DATA IN THIS EXERCISE
_ _ _ _
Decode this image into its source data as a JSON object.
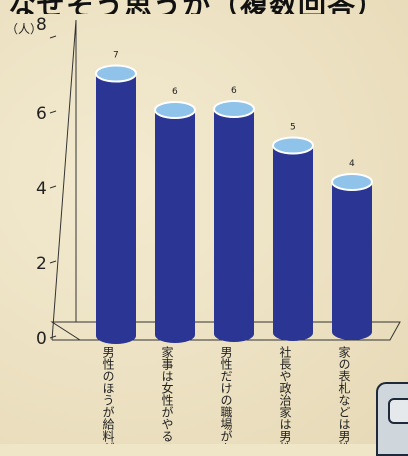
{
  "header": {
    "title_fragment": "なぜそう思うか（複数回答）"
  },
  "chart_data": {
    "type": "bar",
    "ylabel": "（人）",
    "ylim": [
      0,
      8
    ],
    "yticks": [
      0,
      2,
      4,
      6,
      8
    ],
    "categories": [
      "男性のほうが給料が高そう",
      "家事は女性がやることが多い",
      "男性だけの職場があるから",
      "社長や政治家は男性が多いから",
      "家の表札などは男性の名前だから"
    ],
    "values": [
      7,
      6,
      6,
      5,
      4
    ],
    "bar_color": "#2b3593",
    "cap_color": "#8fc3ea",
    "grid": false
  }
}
_ _ _ _
CHALLENGE
Reproduce each record from above exactly; pictures do not belong in the copy.

REPLY
Decode this image into its source data as a JSON object.
{
  "header": {
    "title_fragment": "なぜそう思うか（複数回答）"
  },
  "chart_data": {
    "type": "bar",
    "ylabel": "（人）",
    "ylim": [
      0,
      8
    ],
    "yticks": [
      0,
      2,
      4,
      6,
      8
    ],
    "categories": [
      "男性のほうが給料が高そう",
      "家事は女性がやることが多い",
      "男性だけの職場があるから",
      "社長や政治家は男性が多いから",
      "家の表札などは男性の名前だから"
    ],
    "values": [
      7,
      6,
      6,
      5,
      4
    ],
    "bar_color": "#2b3593",
    "cap_color": "#8fc3ea",
    "grid": false
  }
}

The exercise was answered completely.